● **Dataset extract**:
↓

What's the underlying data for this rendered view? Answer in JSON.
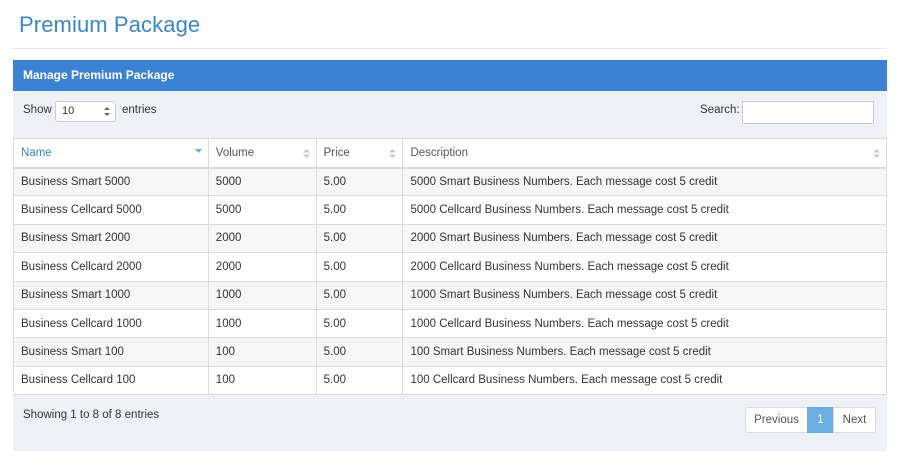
{
  "page": {
    "title": "Premium Package"
  },
  "panel": {
    "header": "Manage Premium Package"
  },
  "controls": {
    "show_label": "Show",
    "length_value": "10",
    "entries_label": "entries",
    "search_label": "Search:",
    "search_value": ""
  },
  "table": {
    "columns": [
      "Name",
      "Volume",
      "Price",
      "Description"
    ],
    "sorted_column": "Name",
    "rows": [
      [
        "Business Smart 5000",
        "5000",
        "5.00",
        "5000 Smart Business Numbers. Each message cost 5 credit"
      ],
      [
        "Business Cellcard 5000",
        "5000",
        "5.00",
        "5000 Cellcard Business Numbers. Each message cost 5 credit"
      ],
      [
        "Business Smart 2000",
        "2000",
        "5.00",
        "2000 Smart Business Numbers. Each message cost 5 credit"
      ],
      [
        "Business Cellcard 2000",
        "2000",
        "5.00",
        "2000 Cellcard Business Numbers. Each message cost 5 credit"
      ],
      [
        "Business Smart 1000",
        "1000",
        "5.00",
        "1000 Smart Business Numbers. Each message cost 5 credit"
      ],
      [
        "Business Cellcard 1000",
        "1000",
        "5.00",
        "1000 Cellcard Business Numbers. Each message cost 5 credit"
      ],
      [
        "Business Smart 100",
        "100",
        "5.00",
        "100 Smart Business Numbers. Each message cost 5 credit"
      ],
      [
        "Business Cellcard 100",
        "100",
        "5.00",
        "100 Cellcard Business Numbers. Each message cost 5 credit"
      ]
    ]
  },
  "footer": {
    "info": "Showing 1 to 8 of 8 entries"
  },
  "pagination": {
    "previous": "Previous",
    "current": "1",
    "next": "Next"
  },
  "colors": {
    "accent": "#3c82d4",
    "title": "#3a87c6",
    "active_page": "#6aaee4"
  },
  "icons": {
    "sort": "sort-both-icon",
    "sorted": "sort-desc-icon",
    "select": "select-arrows-icon"
  }
}
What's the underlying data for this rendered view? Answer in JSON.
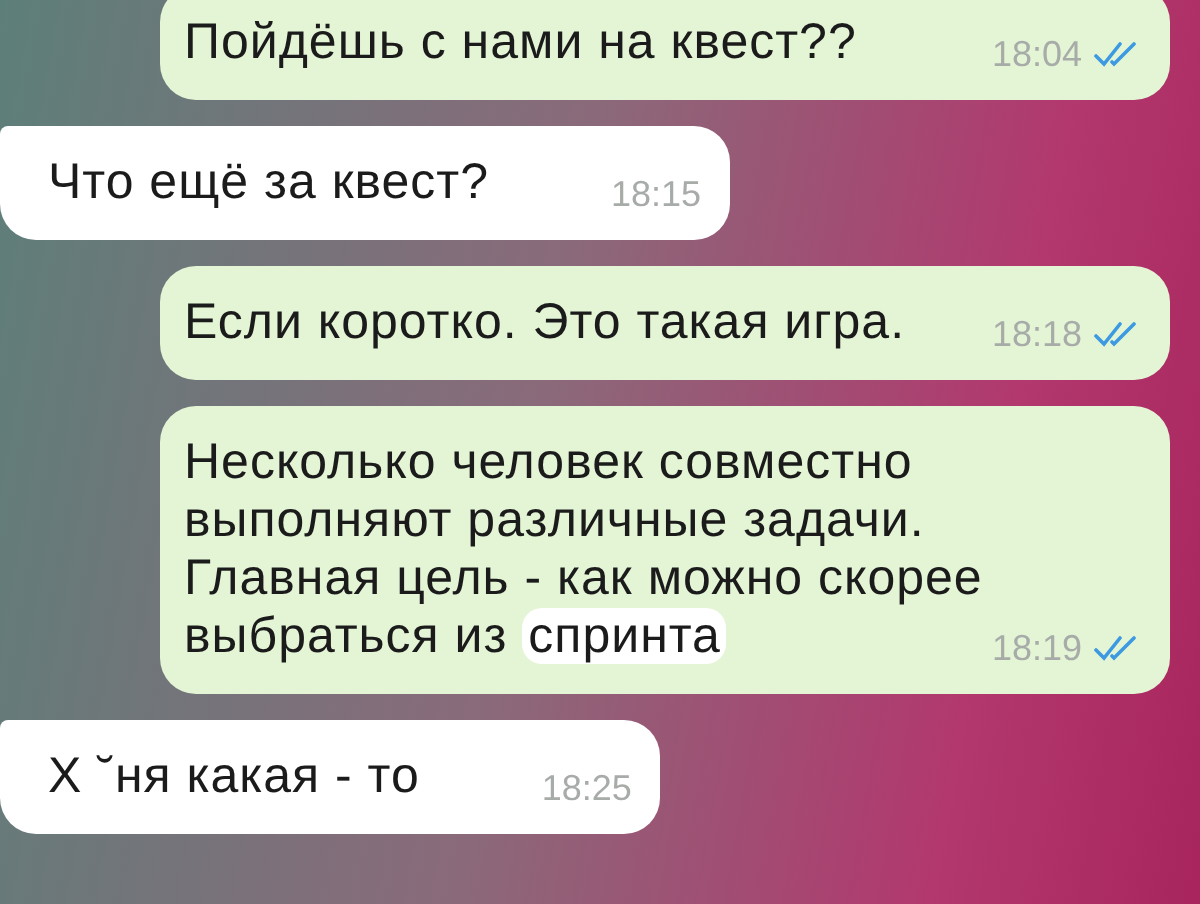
{
  "messages": [
    {
      "kind": "outgoing",
      "text": "Пойдёшь с нами на квест??",
      "time": "18:04",
      "read": true
    },
    {
      "kind": "incoming",
      "text": "Что ещё за квест?",
      "time": "18:15"
    },
    {
      "kind": "outgoing",
      "text": "Если коротко. Это такая игра.",
      "time": "18:18",
      "read": true
    },
    {
      "kind": "outgoing",
      "text": "Несколько человек совместно\nвыполняют различные задачи.\nГлавная цель - как можно скорее\nвыбраться из ",
      "highlight": "спринта",
      "time": "18:19",
      "read": true
    },
    {
      "kind": "incoming",
      "text": "Х ˘ня какая - то",
      "time": "18:25"
    }
  ]
}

↑

● **Task description**: Print all of the records shown above exactly, leaving out each picture.

● **Solution below**:
What's the underlying data for this rendered view? Answer in JSON.
{
  "page": {
    "title": "Premium Package"
  },
  "panel": {
    "header": "Manage Premium Package"
  },
  "controls": {
    "show_label": "Show",
    "length_value": "10",
    "entries_label": "entries",
    "search_label": "Search:",
    "search_value": ""
  },
  "table": {
    "columns": [
      "Name",
      "Volume",
      "Price",
      "Description"
    ],
    "sorted_column": "Name",
    "rows": [
      [
        "Business Smart 5000",
        "5000",
        "5.00",
        "5000 Smart Business Numbers. Each message cost 5 credit"
      ],
      [
        "Business Cellcard 5000",
        "5000",
        "5.00",
        "5000 Cellcard Business Numbers. Each message cost 5 credit"
      ],
      [
        "Business Smart 2000",
        "2000",
        "5.00",
        "2000 Smart Business Numbers. Each message cost 5 credit"
      ],
      [
        "Business Cellcard 2000",
        "2000",
        "5.00",
        "2000 Cellcard Business Numbers. Each message cost 5 credit"
      ],
      [
        "Business Smart 1000",
        "1000",
        "5.00",
        "1000 Smart Business Numbers. Each message cost 5 credit"
      ],
      [
        "Business Cellcard 1000",
        "1000",
        "5.00",
        "1000 Cellcard Business Numbers. Each message cost 5 credit"
      ],
      [
        "Business Smart 100",
        "100",
        "5.00",
        "100 Smart Business Numbers. Each message cost 5 credit"
      ],
      [
        "Business Cellcard 100",
        "100",
        "5.00",
        "100 Cellcard Business Numbers. Each message cost 5 credit"
      ]
    ]
  },
  "footer": {
    "info": "Showing 1 to 8 of 8 entries"
  },
  "pagination": {
    "previous": "Previous",
    "current": "1",
    "next": "Next"
  },
  "colors": {
    "accent": "#3c82d4",
    "title": "#3a87c6",
    "active_page": "#6aaee4"
  },
  "icons": {
    "sort": "sort-both-icon",
    "sorted": "sort-desc-icon",
    "select": "select-arrows-icon"
  }
}
What's the underlying data for this rendered view? Answer in JSON.
{
  "messages": [
    {
      "kind": "outgoing",
      "text": "Пойдёшь с нами на квест??",
      "time": "18:04",
      "read": true
    },
    {
      "kind": "incoming",
      "text": "Что ещё за квест?",
      "time": "18:15"
    },
    {
      "kind": "outgoing",
      "text": "Если коротко. Это такая игра.",
      "time": "18:18",
      "read": true
    },
    {
      "kind": "outgoing",
      "text": "Несколько человек совместно\nвыполняют различные задачи.\nГлавная цель - как можно скорее\nвыбраться из ",
      "highlight": "спринта",
      "time": "18:19",
      "read": true
    },
    {
      "kind": "incoming",
      "text": "Х ˘ня какая - то",
      "time": "18:25"
    }
  ]
}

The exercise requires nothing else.